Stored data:

------------------------------

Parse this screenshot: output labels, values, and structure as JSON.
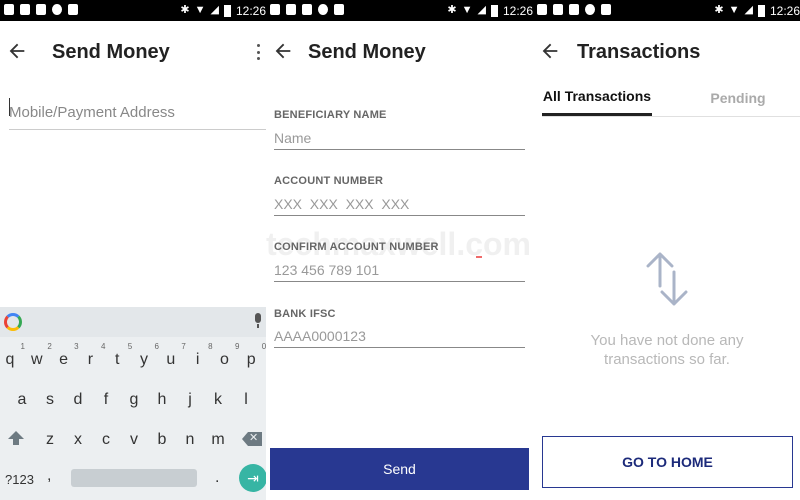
{
  "status_bar": {
    "time": "12:26"
  },
  "screen1": {
    "title": "Send Money",
    "mobile_placeholder": "Mobile/Payment Address",
    "keyboard": {
      "row1": [
        "q",
        "w",
        "e",
        "r",
        "t",
        "y",
        "u",
        "i",
        "o",
        "p"
      ],
      "row1_hints": [
        "1",
        "2",
        "3",
        "4",
        "5",
        "6",
        "7",
        "8",
        "9",
        "0"
      ],
      "row2": [
        "a",
        "s",
        "d",
        "f",
        "g",
        "h",
        "j",
        "k",
        "l"
      ],
      "row3": [
        "z",
        "x",
        "c",
        "v",
        "b",
        "n",
        "m"
      ],
      "symbols_key": "?123",
      "comma_key": ",",
      "period_key": "."
    }
  },
  "screen2": {
    "title": "Send Money",
    "fields": [
      {
        "label": "BENEFICIARY NAME",
        "placeholder": "Name"
      },
      {
        "label": "ACCOUNT NUMBER",
        "placeholder": "XXX  XXX  XXX  XXX"
      },
      {
        "label": "CONFIRM ACCOUNT NUMBER",
        "placeholder": "123 456 789 101"
      },
      {
        "label": "BANK IFSC",
        "placeholder": "AAAA0000123"
      }
    ],
    "send_label": "Send",
    "watermark": "techmaxwell.com"
  },
  "screen3": {
    "title": "Transactions",
    "tabs": [
      "All Transactions",
      "Pending"
    ],
    "empty_message": "You have not done any transactions so far.",
    "home_label": "GO TO HOME"
  },
  "colors": {
    "primary": "#283891",
    "enter_key": "#37b5a4",
    "icon_muted": "#aab4c8"
  }
}
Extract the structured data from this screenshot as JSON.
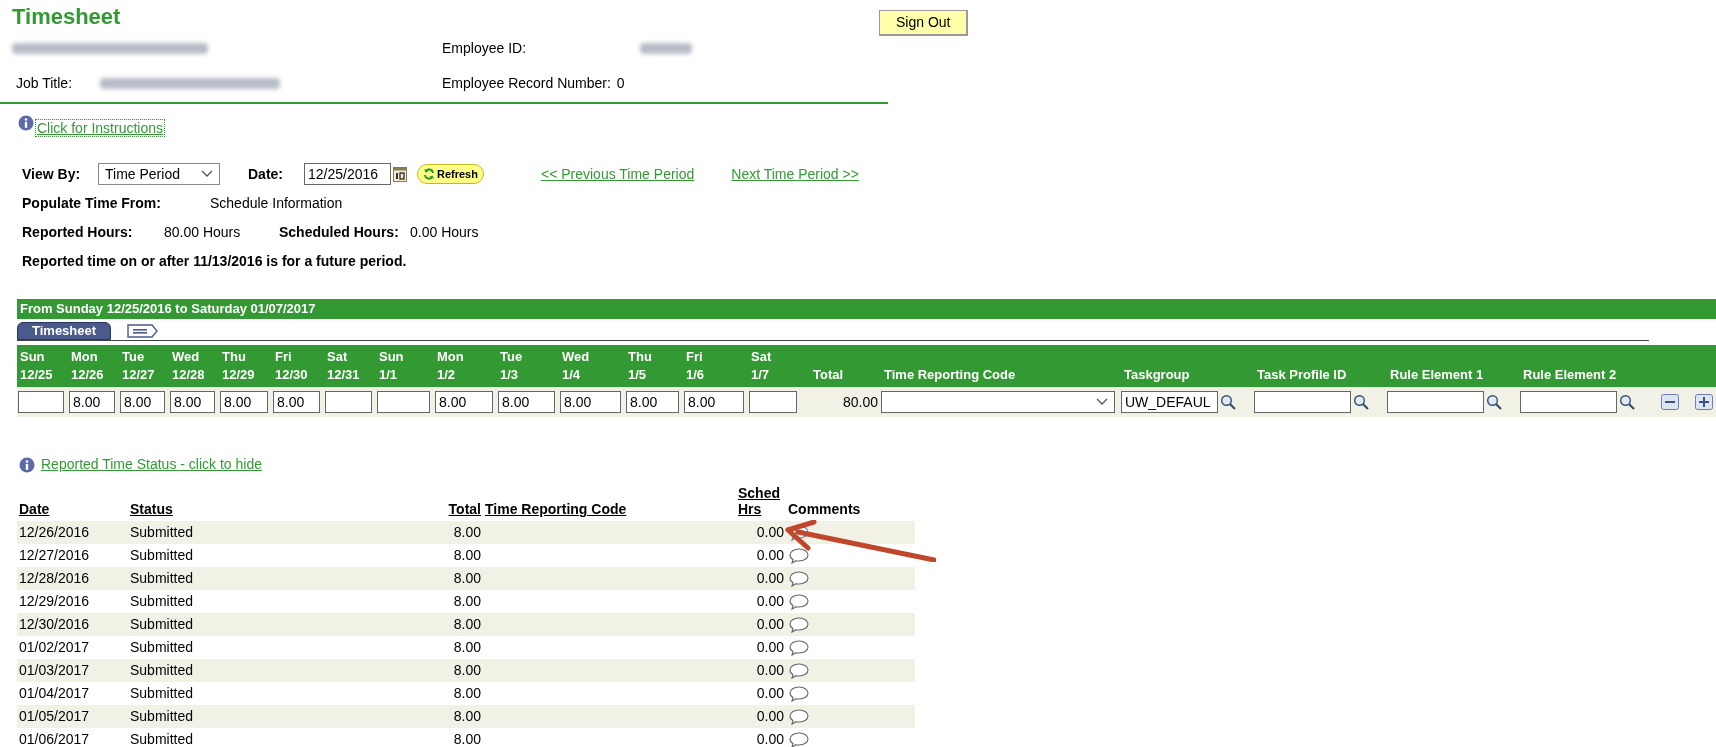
{
  "title": "Timesheet",
  "sign_out": "Sign Out",
  "header": {
    "name": {
      "redacted": true
    },
    "employee_id": {
      "label": "Employee ID:",
      "redacted": true
    },
    "job_title": {
      "label": "Job Title:",
      "redacted": true
    },
    "record": {
      "label": "Employee Record Number:",
      "value": "0"
    }
  },
  "instructions_link": "Click for Instructions",
  "view_by": {
    "label": "View By:",
    "value": "Time Period"
  },
  "date": {
    "label": "Date:",
    "value": "12/25/2016"
  },
  "refresh": "Refresh",
  "prev_link": "<< Previous Time Period",
  "next_link": "Next Time Period >>",
  "populate": {
    "label": "Populate Time From:",
    "value": "Schedule Information"
  },
  "reported": {
    "label": "Reported Hours:",
    "value": "80.00 Hours"
  },
  "scheduled": {
    "label": "Scheduled Hours:",
    "value": "0.00 Hours"
  },
  "notice": "Reported time on or after 11/13/2016 is for a future period.",
  "period_bar": "From Sunday 12/25/2016 to Saturday 01/07/2017",
  "tabs": [
    {
      "kind": "text",
      "label": "Timesheet",
      "selected": true
    },
    {
      "kind": "icon",
      "selected": false
    }
  ],
  "days": [
    {
      "day": "Sun",
      "date": "12/25"
    },
    {
      "day": "Mon",
      "date": "12/26",
      "hours": "8.00"
    },
    {
      "day": "Tue",
      "date": "12/27",
      "hours": "8.00"
    },
    {
      "day": "Wed",
      "date": "12/28",
      "hours": "8.00"
    },
    {
      "day": "Thu",
      "date": "12/29",
      "hours": "8.00"
    },
    {
      "day": "Fri",
      "date": "12/30",
      "hours": "8.00"
    },
    {
      "day": "Sat",
      "date": "12/31"
    },
    {
      "day": "Sun",
      "date": "1/1"
    },
    {
      "day": "Mon",
      "date": "1/2",
      "hours": "8.00"
    },
    {
      "day": "Tue",
      "date": "1/3",
      "hours": "8.00"
    },
    {
      "day": "Wed",
      "date": "1/4",
      "hours": "8.00"
    },
    {
      "day": "Thu",
      "date": "1/5",
      "hours": "8.00"
    },
    {
      "day": "Fri",
      "date": "1/6",
      "hours": "8.00"
    },
    {
      "day": "Sat",
      "date": "1/7"
    }
  ],
  "total": {
    "label": "Total",
    "value": "80.00"
  },
  "fields": [
    {
      "kind": "select",
      "label": "Time Reporting Code"
    },
    {
      "kind": "lookup",
      "label": "Taskgroup",
      "value": "UW_DEFAUL"
    },
    {
      "kind": "lookup",
      "label": "Task Profile ID"
    },
    {
      "kind": "lookup",
      "label": "Rule Element 1"
    },
    {
      "kind": "lookup",
      "label": "Rule Element 2"
    }
  ],
  "row_actions": [
    {
      "kind": "delete"
    },
    {
      "kind": "add"
    }
  ],
  "status_link": "Reported Time Status - click to hide",
  "status_table": {
    "columns": [
      {
        "label": "Date",
        "sortable": true
      },
      {
        "label": "Status",
        "sortable": true
      },
      {
        "label": "Total",
        "sortable": true
      },
      {
        "label": "Time Reporting Code",
        "sortable": true
      },
      {
        "label": "Sched Hrs",
        "sortable": true
      },
      {
        "label": "Comments",
        "sortable": false
      }
    ],
    "rows": [
      {
        "date": "12/26/2016",
        "status": "Submitted",
        "total": "8.00",
        "sched": "0.00",
        "has_comment": true
      },
      {
        "date": "12/27/2016",
        "status": "Submitted",
        "total": "8.00",
        "sched": "0.00",
        "has_comment": false
      },
      {
        "date": "12/28/2016",
        "status": "Submitted",
        "total": "8.00",
        "sched": "0.00",
        "has_comment": false
      },
      {
        "date": "12/29/2016",
        "status": "Submitted",
        "total": "8.00",
        "sched": "0.00",
        "has_comment": false
      },
      {
        "date": "12/30/2016",
        "status": "Submitted",
        "total": "8.00",
        "sched": "0.00",
        "has_comment": false
      },
      {
        "date": "01/02/2017",
        "status": "Submitted",
        "total": "8.00",
        "sched": "0.00",
        "has_comment": false
      },
      {
        "date": "01/03/2017",
        "status": "Submitted",
        "total": "8.00",
        "sched": "0.00",
        "has_comment": false
      },
      {
        "date": "01/04/2017",
        "status": "Submitted",
        "total": "8.00",
        "sched": "0.00",
        "has_comment": false
      },
      {
        "date": "01/05/2017",
        "status": "Submitted",
        "total": "8.00",
        "sched": "0.00",
        "has_comment": false
      },
      {
        "date": "01/06/2017",
        "status": "Submitted",
        "total": "8.00",
        "sched": "0.00",
        "has_comment": false
      }
    ]
  },
  "annotation": {
    "kind": "arrow"
  }
}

------------------------------

» **What the task asks**: Reproduce the material in full, word for word, and omit the pictures.

» **Task response**:
Parse this screenshot: output labels, values, and structure as JSON.
{
  "status_bar": {
    "time": "12:26"
  },
  "screen1": {
    "title": "Send Money",
    "mobile_placeholder": "Mobile/Payment Address",
    "keyboard": {
      "row1": [
        "q",
        "w",
        "e",
        "r",
        "t",
        "y",
        "u",
        "i",
        "o",
        "p"
      ],
      "row1_hints": [
        "1",
        "2",
        "3",
        "4",
        "5",
        "6",
        "7",
        "8",
        "9",
        "0"
      ],
      "row2": [
        "a",
        "s",
        "d",
        "f",
        "g",
        "h",
        "j",
        "k",
        "l"
      ],
      "row3": [
        "z",
        "x",
        "c",
        "v",
        "b",
        "n",
        "m"
      ],
      "symbols_key": "?123",
      "comma_key": ",",
      "period_key": "."
    }
  },
  "screen2": {
    "title": "Send Money",
    "fields": [
      {
        "label": "BENEFICIARY NAME",
        "placeholder": "Name"
      },
      {
        "label": "ACCOUNT NUMBER",
        "placeholder": "XXX  XXX  XXX  XXX"
      },
      {
        "label": "CONFIRM ACCOUNT NUMBER",
        "placeholder": "123 456 789 101"
      },
      {
        "label": "BANK IFSC",
        "placeholder": "AAAA0000123"
      }
    ],
    "send_label": "Send",
    "watermark": "techmaxwell.com"
  },
  "screen3": {
    "title": "Transactions",
    "tabs": [
      "All Transactions",
      "Pending"
    ],
    "empty_message": "You have not done any transactions so far.",
    "home_label": "GO TO HOME"
  },
  "colors": {
    "primary": "#283891",
    "enter_key": "#37b5a4",
    "icon_muted": "#aab4c8"
  }
}
Extract the structured data from this screenshot as JSON.
{
  "title": "Timesheet",
  "sign_out": "Sign Out",
  "header": {
    "name": {
      "redacted": true
    },
    "employee_id": {
      "label": "Employee ID:",
      "redacted": true
    },
    "job_title": {
      "label": "Job Title:",
      "redacted": true
    },
    "record": {
      "label": "Employee Record Number:",
      "value": "0"
    }
  },
  "instructions_link": "Click for Instructions",
  "view_by": {
    "label": "View By:",
    "value": "Time Period"
  },
  "date": {
    "label": "Date:",
    "value": "12/25/2016"
  },
  "refresh": "Refresh",
  "prev_link": "<< Previous Time Period",
  "next_link": "Next Time Period >>",
  "populate": {
    "label": "Populate Time From:",
    "value": "Schedule Information"
  },
  "reported": {
    "label": "Reported Hours:",
    "value": "80.00 Hours"
  },
  "scheduled": {
    "label": "Scheduled Hours:",
    "value": "0.00 Hours"
  },
  "notice": "Reported time on or after 11/13/2016 is for a future period.",
  "period_bar": "From Sunday 12/25/2016 to Saturday 01/07/2017",
  "tabs": [
    {
      "kind": "text",
      "label": "Timesheet",
      "selected": true
    },
    {
      "kind": "icon",
      "selected": false
    }
  ],
  "days": [
    {
      "day": "Sun",
      "date": "12/25"
    },
    {
      "day": "Mon",
      "date": "12/26",
      "hours": "8.00"
    },
    {
      "day": "Tue",
      "date": "12/27",
      "hours": "8.00"
    },
    {
      "day": "Wed",
      "date": "12/28",
      "hours": "8.00"
    },
    {
      "day": "Thu",
      "date": "12/29",
      "hours": "8.00"
    },
    {
      "day": "Fri",
      "date": "12/30",
      "hours": "8.00"
    },
    {
      "day": "Sat",
      "date": "12/31"
    },
    {
      "day": "Sun",
      "date": "1/1"
    },
    {
      "day": "Mon",
      "date": "1/2",
      "hours": "8.00"
    },
    {
      "day": "Tue",
      "date": "1/3",
      "hours": "8.00"
    },
    {
      "day": "Wed",
      "date": "1/4",
      "hours": "8.00"
    },
    {
      "day": "Thu",
      "date": "1/5",
      "hours": "8.00"
    },
    {
      "day": "Fri",
      "date": "1/6",
      "hours": "8.00"
    },
    {
      "day": "Sat",
      "date": "1/7"
    }
  ],
  "total": {
    "label": "Total",
    "value": "80.00"
  },
  "fields": [
    {
      "kind": "select",
      "label": "Time Reporting Code"
    },
    {
      "kind": "lookup",
      "label": "Taskgroup",
      "value": "UW_DEFAUL"
    },
    {
      "kind": "lookup",
      "label": "Task Profile ID"
    },
    {
      "kind": "lookup",
      "label": "Rule Element 1"
    },
    {
      "kind": "lookup",
      "label": "Rule Element 2"
    }
  ],
  "row_actions": [
    {
      "kind": "delete"
    },
    {
      "kind": "add"
    }
  ],
  "status_link": "Reported Time Status - click to hide",
  "status_table": {
    "columns": [
      {
        "label": "Date",
        "sortable": true
      },
      {
        "label": "Status",
        "sortable": true
      },
      {
        "label": "Total",
        "sortable": true
      },
      {
        "label": "Time Reporting Code",
        "sortable": true
      },
      {
        "label": "Sched Hrs",
        "sortable": true
      },
      {
        "label": "Comments",
        "sortable": false
      }
    ],
    "rows": [
      {
        "date": "12/26/2016",
        "status": "Submitted",
        "total": "8.00",
        "sched": "0.00",
        "has_comment": true
      },
      {
        "date": "12/27/2016",
        "status": "Submitted",
        "total": "8.00",
        "sched": "0.00",
        "has_comment": false
      },
      {
        "date": "12/28/2016",
        "status": "Submitted",
        "total": "8.00",
        "sched": "0.00",
        "has_comment": false
      },
      {
        "date": "12/29/2016",
        "status": "Submitted",
        "total": "8.00",
        "sched": "0.00",
        "has_comment": false
      },
      {
        "date": "12/30/2016",
        "status": "Submitted",
        "total": "8.00",
        "sched": "0.00",
        "has_comment": false
      },
      {
        "date": "01/02/2017",
        "status": "Submitted",
        "total": "8.00",
        "sched": "0.00",
        "has_comment": false
      },
      {
        "date": "01/03/2017",
        "status": "Submitted",
        "total": "8.00",
        "sched": "0.00",
        "has_comment": false
      },
      {
        "date": "01/04/2017",
        "status": "Submitted",
        "total": "8.00",
        "sched": "0.00",
        "has_comment": false
      },
      {
        "date": "01/05/2017",
        "status": "Submitted",
        "total": "8.00",
        "sched": "0.00",
        "has_comment": false
      },
      {
        "date": "01/06/2017",
        "status": "Submitted",
        "total": "8.00",
        "sched": "0.00",
        "has_comment": false
      }
    ]
  },
  "annotation": {
    "kind": "arrow"
  }
}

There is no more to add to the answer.